(GOAL) Locate every line that holds the string "ylabel" and copy it.

(RECORD EXTRACTS)
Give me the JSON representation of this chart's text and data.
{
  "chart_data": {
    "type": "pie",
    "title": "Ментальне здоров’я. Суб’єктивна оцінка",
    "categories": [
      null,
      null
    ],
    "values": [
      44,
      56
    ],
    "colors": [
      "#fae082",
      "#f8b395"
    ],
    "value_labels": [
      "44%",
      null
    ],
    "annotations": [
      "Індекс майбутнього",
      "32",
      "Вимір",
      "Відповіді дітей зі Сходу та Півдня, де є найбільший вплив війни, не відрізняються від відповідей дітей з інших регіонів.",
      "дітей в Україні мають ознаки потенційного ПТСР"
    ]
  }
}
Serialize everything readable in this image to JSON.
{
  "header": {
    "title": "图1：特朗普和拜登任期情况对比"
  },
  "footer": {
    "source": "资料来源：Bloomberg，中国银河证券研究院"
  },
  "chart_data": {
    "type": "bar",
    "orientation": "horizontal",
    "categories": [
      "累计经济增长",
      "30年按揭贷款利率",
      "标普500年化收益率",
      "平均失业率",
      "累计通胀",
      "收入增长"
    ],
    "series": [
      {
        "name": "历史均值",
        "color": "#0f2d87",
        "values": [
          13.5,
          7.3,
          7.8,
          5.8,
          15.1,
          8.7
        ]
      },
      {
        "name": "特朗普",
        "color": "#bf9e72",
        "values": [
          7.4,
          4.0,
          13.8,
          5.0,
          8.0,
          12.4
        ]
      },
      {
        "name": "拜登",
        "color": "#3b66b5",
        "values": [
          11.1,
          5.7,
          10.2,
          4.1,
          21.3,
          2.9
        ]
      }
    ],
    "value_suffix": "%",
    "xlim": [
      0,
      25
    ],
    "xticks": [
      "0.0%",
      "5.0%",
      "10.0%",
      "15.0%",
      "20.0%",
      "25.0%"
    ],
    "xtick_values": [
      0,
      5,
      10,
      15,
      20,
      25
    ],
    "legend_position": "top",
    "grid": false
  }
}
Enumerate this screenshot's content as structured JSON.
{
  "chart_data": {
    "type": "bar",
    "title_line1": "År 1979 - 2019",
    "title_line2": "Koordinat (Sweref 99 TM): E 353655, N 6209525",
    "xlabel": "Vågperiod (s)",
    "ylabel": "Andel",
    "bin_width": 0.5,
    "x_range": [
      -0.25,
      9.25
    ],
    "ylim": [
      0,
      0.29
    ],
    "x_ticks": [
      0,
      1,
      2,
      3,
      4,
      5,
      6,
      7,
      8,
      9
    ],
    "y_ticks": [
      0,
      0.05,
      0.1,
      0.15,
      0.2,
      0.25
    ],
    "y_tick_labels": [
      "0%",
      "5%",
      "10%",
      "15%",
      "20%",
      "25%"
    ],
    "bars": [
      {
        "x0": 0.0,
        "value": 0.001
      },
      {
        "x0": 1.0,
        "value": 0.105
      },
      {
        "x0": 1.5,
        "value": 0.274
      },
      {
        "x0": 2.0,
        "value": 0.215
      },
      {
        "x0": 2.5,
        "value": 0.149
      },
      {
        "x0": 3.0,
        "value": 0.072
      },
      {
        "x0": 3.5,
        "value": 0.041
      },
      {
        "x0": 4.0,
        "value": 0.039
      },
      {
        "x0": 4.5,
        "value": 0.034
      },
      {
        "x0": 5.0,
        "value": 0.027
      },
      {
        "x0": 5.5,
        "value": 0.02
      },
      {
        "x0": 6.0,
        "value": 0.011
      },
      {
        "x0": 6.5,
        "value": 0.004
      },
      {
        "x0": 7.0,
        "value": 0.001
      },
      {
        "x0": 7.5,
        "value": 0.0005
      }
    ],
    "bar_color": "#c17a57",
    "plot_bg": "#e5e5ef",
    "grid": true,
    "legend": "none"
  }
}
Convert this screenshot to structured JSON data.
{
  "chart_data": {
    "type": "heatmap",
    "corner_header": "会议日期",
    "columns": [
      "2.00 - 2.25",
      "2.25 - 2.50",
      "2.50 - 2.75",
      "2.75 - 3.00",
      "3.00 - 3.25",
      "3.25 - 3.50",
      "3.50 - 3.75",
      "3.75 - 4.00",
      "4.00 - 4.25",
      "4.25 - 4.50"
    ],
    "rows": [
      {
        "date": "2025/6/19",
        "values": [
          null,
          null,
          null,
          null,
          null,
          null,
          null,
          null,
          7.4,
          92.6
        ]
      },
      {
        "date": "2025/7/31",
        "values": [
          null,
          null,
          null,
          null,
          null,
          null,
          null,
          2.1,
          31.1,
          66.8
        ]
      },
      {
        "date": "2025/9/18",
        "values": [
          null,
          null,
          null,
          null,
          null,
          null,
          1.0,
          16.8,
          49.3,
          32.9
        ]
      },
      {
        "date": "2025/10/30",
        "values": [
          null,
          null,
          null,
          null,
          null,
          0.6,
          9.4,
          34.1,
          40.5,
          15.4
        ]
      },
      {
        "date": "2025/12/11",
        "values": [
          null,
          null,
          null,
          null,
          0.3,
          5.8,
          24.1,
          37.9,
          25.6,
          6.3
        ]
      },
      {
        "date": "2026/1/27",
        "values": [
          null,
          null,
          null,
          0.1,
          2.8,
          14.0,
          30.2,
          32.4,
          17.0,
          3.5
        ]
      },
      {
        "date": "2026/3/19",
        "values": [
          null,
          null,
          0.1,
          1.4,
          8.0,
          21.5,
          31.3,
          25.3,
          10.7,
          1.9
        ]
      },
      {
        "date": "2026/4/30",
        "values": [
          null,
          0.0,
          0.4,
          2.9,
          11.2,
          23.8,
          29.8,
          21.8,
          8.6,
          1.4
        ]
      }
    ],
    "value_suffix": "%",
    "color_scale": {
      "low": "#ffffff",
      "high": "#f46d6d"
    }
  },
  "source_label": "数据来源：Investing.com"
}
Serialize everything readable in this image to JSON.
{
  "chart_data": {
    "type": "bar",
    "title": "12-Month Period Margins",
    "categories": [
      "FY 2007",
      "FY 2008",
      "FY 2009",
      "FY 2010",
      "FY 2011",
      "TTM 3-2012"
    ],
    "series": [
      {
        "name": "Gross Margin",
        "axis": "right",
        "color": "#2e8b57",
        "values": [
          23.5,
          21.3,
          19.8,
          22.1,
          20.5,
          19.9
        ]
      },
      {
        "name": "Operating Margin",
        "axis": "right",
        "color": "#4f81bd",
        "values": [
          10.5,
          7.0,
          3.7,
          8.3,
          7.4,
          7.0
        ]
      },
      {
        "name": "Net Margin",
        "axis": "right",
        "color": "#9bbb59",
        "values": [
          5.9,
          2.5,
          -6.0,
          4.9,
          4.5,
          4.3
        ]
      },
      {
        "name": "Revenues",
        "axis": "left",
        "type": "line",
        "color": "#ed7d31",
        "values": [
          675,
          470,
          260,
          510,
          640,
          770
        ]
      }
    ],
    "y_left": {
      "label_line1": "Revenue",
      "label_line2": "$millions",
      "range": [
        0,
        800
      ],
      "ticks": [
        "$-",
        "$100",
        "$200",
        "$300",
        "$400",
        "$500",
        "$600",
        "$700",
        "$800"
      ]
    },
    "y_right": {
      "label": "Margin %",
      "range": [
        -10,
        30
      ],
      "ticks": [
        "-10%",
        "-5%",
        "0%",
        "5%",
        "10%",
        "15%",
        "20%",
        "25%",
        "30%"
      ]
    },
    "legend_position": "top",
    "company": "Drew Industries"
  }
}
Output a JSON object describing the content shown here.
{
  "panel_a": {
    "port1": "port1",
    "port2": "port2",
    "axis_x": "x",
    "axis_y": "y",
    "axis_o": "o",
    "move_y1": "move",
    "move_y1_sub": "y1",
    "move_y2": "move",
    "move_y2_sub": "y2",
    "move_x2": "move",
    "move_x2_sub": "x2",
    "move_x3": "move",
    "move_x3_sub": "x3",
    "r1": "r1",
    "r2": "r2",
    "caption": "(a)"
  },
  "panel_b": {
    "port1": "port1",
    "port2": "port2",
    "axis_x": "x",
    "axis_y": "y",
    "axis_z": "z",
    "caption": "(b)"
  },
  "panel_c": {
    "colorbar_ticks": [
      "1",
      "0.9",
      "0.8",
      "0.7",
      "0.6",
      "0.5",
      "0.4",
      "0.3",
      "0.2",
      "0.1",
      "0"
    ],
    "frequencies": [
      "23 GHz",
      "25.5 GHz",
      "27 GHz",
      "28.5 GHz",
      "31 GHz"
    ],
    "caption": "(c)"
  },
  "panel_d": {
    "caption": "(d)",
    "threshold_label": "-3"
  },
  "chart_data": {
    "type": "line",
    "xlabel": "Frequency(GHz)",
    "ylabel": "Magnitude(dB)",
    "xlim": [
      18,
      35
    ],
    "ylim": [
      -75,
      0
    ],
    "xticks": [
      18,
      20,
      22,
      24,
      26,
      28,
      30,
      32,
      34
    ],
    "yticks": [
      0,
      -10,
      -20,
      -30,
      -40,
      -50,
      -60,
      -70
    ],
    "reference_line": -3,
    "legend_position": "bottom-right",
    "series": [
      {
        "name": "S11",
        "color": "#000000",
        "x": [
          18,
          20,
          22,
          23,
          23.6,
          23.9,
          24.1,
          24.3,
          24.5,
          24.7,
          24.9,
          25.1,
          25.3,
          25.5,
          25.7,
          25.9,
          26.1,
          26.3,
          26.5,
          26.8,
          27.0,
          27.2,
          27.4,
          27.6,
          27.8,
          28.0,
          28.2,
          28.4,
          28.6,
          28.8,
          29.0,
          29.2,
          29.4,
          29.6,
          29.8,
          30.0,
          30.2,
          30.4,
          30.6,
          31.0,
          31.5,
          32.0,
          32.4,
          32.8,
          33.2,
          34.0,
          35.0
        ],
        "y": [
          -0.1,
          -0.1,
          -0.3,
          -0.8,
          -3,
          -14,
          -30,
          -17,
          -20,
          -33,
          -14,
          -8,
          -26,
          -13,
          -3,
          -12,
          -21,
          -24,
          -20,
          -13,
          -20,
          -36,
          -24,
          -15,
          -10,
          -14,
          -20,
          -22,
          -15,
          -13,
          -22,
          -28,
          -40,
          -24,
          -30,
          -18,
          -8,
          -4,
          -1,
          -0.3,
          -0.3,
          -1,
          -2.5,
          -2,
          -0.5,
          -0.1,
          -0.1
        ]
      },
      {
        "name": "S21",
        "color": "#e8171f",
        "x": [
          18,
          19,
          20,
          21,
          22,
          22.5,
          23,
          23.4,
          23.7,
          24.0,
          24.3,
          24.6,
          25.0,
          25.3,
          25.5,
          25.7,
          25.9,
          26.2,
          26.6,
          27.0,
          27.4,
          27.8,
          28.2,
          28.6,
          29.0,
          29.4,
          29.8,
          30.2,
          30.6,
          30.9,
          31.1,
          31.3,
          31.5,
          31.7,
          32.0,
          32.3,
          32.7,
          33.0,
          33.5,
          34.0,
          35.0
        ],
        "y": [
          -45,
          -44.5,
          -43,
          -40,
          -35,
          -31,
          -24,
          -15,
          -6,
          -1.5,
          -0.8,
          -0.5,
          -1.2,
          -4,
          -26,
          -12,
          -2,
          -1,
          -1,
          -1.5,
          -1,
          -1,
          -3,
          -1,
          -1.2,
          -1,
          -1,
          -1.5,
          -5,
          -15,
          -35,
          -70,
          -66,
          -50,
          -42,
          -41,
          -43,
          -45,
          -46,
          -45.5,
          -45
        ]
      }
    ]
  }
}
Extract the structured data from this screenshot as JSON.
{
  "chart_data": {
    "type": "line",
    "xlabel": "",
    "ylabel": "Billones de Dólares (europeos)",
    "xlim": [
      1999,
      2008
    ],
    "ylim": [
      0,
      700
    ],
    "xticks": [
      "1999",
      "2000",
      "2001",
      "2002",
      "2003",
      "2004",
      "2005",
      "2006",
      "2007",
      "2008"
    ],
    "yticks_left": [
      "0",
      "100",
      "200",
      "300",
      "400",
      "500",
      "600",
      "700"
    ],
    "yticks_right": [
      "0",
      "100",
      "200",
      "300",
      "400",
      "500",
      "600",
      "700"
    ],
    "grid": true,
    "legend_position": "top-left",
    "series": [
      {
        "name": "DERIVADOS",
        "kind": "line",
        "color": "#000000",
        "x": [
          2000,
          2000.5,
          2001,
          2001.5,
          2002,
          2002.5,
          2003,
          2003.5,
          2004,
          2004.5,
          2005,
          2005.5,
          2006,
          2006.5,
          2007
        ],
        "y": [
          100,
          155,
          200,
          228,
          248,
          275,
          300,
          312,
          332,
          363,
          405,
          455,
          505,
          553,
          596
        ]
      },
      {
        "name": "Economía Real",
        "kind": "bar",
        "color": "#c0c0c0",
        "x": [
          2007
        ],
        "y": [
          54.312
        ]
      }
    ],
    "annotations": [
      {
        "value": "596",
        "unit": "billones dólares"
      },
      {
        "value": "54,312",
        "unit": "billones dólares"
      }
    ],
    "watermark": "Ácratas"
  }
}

(EXERCISE SOLUTION)
    "ylabel": "Andel",
    "ylabel": "Magnitude(dB)",
    "ylabel": "Billones de Dólares (europeos)",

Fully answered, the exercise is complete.